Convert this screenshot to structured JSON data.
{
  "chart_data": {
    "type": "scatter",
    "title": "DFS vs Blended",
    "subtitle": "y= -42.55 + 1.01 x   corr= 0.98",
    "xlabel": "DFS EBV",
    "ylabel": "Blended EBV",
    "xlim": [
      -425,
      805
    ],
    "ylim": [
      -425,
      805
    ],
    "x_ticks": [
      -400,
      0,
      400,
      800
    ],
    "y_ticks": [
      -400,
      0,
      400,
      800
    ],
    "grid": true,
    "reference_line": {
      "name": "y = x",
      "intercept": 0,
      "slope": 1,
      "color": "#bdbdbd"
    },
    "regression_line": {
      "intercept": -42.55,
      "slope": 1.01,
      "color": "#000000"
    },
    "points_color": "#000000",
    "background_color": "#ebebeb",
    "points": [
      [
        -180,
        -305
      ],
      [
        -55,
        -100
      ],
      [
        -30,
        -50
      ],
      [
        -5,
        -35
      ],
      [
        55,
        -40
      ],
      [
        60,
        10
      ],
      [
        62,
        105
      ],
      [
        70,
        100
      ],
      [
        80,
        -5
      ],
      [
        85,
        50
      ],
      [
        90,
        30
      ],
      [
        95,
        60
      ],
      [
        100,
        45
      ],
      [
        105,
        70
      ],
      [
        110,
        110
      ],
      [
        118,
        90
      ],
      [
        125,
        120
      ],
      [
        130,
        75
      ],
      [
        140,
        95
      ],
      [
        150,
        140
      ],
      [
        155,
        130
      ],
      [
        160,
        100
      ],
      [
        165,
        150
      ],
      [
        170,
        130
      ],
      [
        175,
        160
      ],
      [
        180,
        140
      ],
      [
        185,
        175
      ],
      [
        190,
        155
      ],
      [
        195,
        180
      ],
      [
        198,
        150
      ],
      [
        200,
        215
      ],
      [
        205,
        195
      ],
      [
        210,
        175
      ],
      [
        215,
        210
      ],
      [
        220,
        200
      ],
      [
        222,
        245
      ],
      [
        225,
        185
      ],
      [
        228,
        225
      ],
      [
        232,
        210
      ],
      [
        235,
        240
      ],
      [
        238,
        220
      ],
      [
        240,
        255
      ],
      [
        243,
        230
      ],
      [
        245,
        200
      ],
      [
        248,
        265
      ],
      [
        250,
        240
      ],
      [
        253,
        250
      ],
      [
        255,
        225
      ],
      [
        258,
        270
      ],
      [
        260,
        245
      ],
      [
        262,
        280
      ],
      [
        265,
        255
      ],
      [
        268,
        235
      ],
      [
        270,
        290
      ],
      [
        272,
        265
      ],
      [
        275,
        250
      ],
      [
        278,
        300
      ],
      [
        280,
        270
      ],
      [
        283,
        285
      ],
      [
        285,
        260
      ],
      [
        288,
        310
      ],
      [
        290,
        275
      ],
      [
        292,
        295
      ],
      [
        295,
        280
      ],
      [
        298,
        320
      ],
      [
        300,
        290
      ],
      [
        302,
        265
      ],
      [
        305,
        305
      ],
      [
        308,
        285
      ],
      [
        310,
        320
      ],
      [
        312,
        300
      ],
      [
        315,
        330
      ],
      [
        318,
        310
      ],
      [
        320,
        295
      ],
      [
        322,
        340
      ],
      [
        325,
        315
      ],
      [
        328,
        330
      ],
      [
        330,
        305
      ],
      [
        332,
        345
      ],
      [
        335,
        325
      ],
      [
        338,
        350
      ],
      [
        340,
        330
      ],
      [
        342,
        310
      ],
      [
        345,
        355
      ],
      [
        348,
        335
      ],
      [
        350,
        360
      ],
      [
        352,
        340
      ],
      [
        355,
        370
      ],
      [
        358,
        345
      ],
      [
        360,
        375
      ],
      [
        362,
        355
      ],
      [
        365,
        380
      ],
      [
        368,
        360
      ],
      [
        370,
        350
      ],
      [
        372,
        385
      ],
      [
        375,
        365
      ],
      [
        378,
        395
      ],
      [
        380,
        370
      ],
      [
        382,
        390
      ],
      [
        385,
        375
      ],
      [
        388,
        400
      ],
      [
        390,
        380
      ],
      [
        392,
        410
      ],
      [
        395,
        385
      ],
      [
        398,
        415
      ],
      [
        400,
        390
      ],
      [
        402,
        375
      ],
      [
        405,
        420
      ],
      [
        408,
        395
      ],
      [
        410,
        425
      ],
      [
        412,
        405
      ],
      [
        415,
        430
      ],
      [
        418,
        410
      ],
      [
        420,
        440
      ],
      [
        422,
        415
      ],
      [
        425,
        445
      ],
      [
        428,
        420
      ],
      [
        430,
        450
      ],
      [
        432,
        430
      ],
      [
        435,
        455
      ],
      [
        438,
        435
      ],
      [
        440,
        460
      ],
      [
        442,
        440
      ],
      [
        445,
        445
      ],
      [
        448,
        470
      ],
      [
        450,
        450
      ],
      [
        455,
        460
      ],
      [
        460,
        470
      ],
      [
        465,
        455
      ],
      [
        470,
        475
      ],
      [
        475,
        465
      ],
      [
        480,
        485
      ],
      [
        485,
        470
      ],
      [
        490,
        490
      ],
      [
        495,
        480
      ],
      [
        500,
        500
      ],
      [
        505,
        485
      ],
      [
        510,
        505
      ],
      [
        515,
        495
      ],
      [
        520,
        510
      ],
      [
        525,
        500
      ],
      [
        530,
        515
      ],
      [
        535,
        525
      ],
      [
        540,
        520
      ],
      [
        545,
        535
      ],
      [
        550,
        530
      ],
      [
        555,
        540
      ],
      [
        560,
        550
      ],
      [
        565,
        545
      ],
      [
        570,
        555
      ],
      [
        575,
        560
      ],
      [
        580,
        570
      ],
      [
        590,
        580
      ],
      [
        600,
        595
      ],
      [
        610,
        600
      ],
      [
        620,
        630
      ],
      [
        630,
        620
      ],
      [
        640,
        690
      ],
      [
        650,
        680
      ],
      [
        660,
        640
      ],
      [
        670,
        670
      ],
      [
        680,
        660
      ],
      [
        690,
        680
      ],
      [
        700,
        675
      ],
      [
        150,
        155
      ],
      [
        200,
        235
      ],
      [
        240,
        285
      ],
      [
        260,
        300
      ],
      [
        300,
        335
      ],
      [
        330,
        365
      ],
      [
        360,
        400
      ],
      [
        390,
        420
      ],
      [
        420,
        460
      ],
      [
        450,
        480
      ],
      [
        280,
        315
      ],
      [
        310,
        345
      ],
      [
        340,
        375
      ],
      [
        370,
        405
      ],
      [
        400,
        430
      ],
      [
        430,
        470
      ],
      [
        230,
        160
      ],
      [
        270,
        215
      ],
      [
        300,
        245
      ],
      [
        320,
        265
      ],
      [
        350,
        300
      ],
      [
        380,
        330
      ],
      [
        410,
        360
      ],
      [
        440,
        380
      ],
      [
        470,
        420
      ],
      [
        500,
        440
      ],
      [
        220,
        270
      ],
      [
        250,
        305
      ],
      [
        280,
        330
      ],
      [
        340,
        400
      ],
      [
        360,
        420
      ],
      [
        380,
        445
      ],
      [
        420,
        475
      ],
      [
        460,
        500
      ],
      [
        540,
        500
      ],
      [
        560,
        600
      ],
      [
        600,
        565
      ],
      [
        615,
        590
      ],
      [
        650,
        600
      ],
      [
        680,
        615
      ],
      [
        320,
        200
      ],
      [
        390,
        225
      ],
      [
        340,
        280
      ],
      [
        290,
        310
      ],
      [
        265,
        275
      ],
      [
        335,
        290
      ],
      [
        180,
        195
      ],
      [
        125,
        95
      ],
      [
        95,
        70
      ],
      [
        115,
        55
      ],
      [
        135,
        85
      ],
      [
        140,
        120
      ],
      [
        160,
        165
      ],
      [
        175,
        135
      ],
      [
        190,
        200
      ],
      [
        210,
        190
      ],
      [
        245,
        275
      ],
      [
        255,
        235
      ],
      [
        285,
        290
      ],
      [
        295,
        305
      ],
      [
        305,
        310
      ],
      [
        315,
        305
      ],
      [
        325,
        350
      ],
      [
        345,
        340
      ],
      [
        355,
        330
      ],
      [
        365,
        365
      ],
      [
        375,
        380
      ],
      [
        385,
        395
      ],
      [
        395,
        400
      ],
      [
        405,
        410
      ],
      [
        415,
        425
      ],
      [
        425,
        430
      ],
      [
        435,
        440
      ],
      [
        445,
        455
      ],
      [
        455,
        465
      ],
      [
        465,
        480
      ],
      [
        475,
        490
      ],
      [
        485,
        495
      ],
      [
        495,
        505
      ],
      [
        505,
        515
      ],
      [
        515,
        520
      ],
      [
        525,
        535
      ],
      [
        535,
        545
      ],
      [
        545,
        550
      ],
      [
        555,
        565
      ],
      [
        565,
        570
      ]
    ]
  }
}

#####

■ **STATED TASK**
Return the lines of the records that include the string "Blended".

■ **COMPLETED EXERCISE**
    "title": "DFS vs Blended",
    "ylabel": "Blended EBV",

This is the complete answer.